### PROBLEM REQUIREMENTS
List all the lines in these records that hold "Arkhangelsk".
::: SUPPLIED INFORMATION
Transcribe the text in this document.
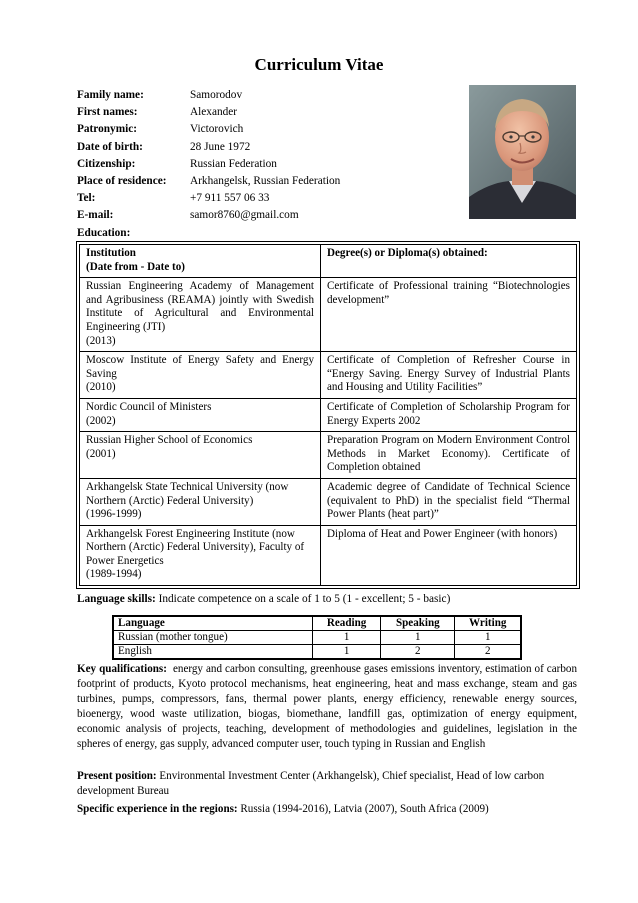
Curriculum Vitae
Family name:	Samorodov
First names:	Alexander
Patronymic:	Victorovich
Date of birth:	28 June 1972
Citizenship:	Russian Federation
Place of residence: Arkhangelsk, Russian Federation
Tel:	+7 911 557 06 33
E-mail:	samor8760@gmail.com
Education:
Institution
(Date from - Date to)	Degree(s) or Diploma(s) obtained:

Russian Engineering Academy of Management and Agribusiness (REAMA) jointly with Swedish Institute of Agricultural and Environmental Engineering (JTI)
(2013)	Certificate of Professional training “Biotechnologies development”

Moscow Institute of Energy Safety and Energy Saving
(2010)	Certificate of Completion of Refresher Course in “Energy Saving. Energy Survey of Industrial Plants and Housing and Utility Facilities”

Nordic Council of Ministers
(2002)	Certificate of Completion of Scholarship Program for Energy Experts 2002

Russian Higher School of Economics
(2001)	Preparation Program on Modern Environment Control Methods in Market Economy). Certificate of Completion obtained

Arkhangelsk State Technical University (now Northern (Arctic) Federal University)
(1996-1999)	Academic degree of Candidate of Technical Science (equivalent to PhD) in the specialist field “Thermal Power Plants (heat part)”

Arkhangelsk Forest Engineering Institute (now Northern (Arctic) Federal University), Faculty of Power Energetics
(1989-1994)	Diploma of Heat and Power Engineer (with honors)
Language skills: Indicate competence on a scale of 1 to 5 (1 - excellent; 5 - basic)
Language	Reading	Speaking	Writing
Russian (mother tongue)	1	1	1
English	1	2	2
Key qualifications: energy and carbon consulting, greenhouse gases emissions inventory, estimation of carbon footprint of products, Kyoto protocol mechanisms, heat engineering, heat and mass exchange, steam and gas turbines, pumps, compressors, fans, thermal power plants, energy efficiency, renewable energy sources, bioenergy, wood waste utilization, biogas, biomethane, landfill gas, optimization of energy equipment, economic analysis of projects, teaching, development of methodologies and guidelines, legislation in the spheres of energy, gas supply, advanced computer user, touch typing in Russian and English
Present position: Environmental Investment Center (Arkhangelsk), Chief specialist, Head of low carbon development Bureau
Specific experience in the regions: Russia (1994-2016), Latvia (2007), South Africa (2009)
::::::
::: SUPPLIED INFORMATION
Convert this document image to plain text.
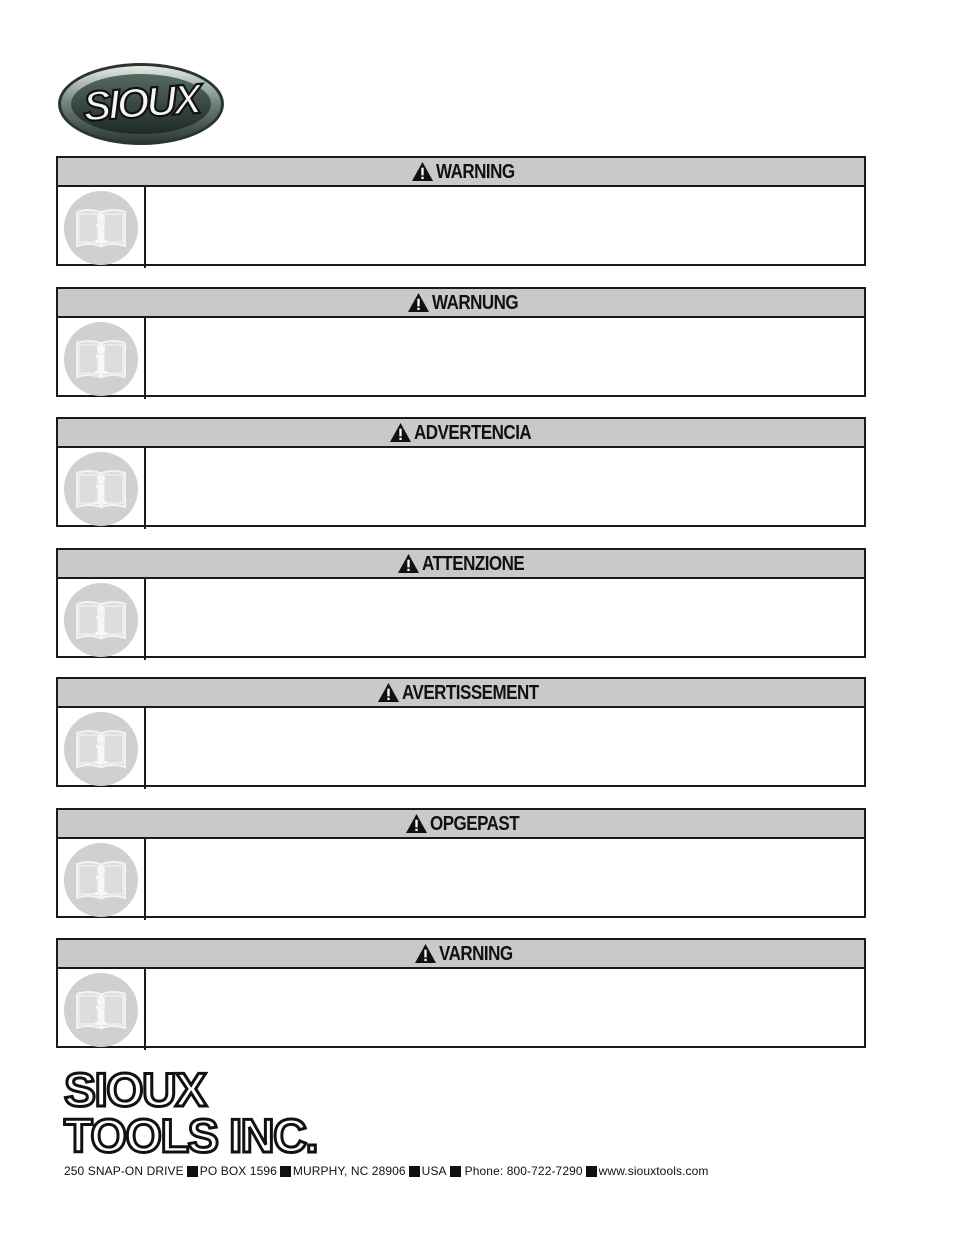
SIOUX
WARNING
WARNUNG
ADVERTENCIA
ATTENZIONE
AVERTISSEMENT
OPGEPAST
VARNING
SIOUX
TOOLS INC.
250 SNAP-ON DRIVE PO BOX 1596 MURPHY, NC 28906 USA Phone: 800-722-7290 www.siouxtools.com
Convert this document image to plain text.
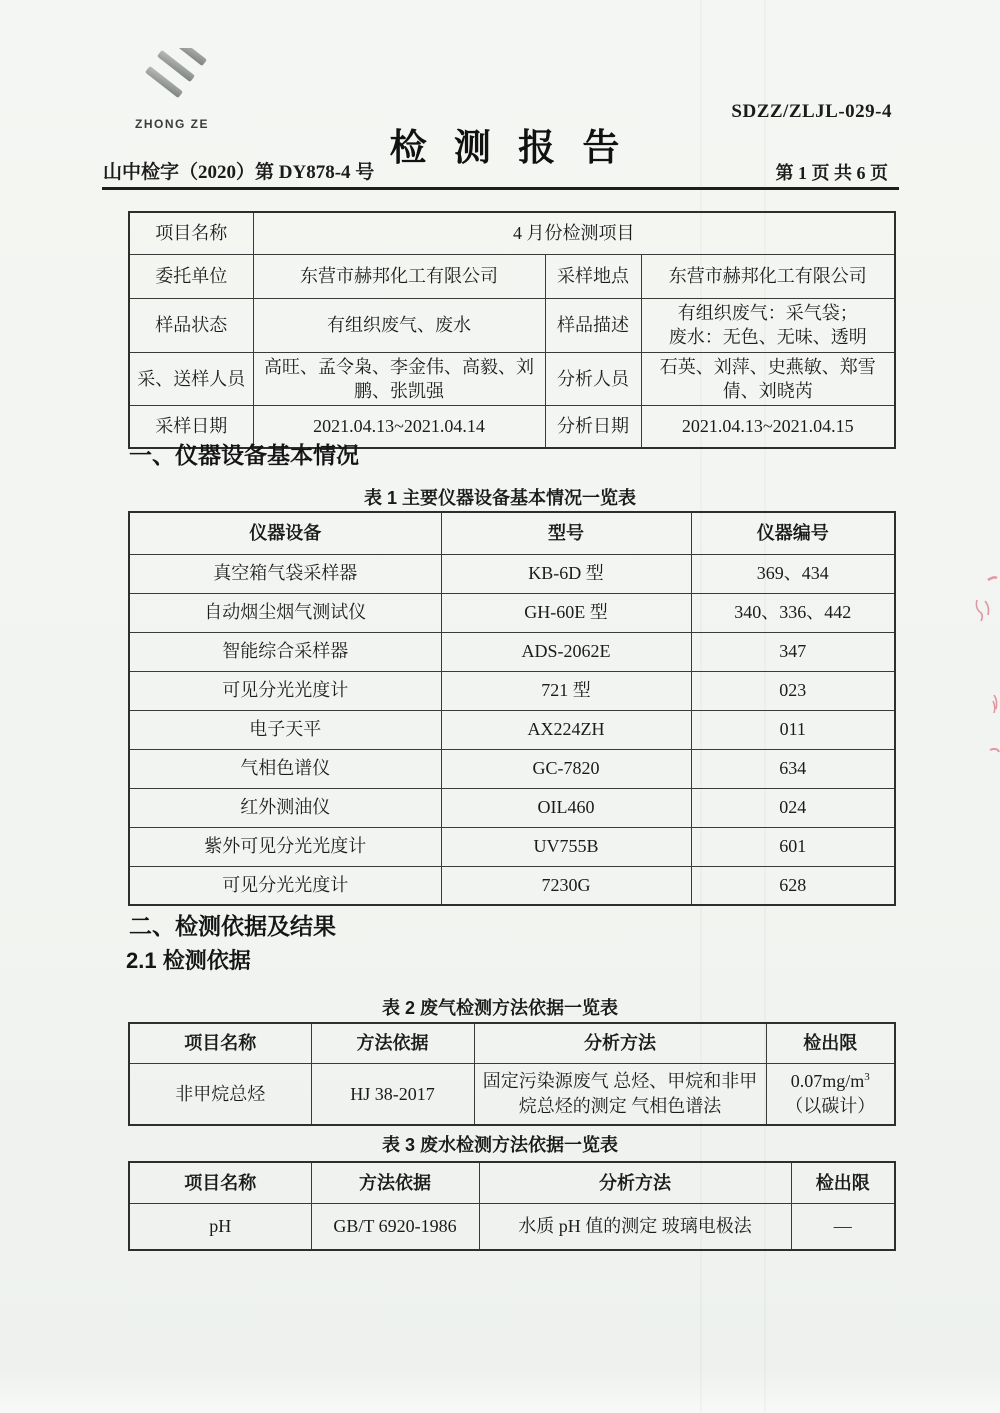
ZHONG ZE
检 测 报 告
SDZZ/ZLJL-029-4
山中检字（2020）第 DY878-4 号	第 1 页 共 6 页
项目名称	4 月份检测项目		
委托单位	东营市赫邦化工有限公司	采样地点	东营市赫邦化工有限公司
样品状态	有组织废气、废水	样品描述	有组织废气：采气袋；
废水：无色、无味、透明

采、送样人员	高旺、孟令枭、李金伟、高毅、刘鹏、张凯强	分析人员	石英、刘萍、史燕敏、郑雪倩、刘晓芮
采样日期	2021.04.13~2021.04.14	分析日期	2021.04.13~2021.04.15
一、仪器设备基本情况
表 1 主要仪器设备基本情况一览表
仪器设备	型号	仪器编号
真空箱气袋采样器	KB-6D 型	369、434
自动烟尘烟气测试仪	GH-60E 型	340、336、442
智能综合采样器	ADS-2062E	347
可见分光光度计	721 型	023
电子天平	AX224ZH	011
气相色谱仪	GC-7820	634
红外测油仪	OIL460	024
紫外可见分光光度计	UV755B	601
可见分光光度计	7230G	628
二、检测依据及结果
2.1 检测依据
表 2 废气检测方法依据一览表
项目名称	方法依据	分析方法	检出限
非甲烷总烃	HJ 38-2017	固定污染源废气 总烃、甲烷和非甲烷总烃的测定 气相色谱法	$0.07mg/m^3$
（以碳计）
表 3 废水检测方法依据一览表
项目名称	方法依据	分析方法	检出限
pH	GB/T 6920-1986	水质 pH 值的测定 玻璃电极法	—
::::::
### COMPLETED TASK
Place of residence: Arkhangelsk, Russian Federation
Arkhangelsk State Technical University (now Northern (Arctic) Federal University)
Arkhangelsk Forest Engineering Institute (now Northern (Arctic) Federal University), Faculty of Power Energetics
Present position: Environmental Investment Center (Arkhangelsk), Chief specialist, Head of low carbon development Bureau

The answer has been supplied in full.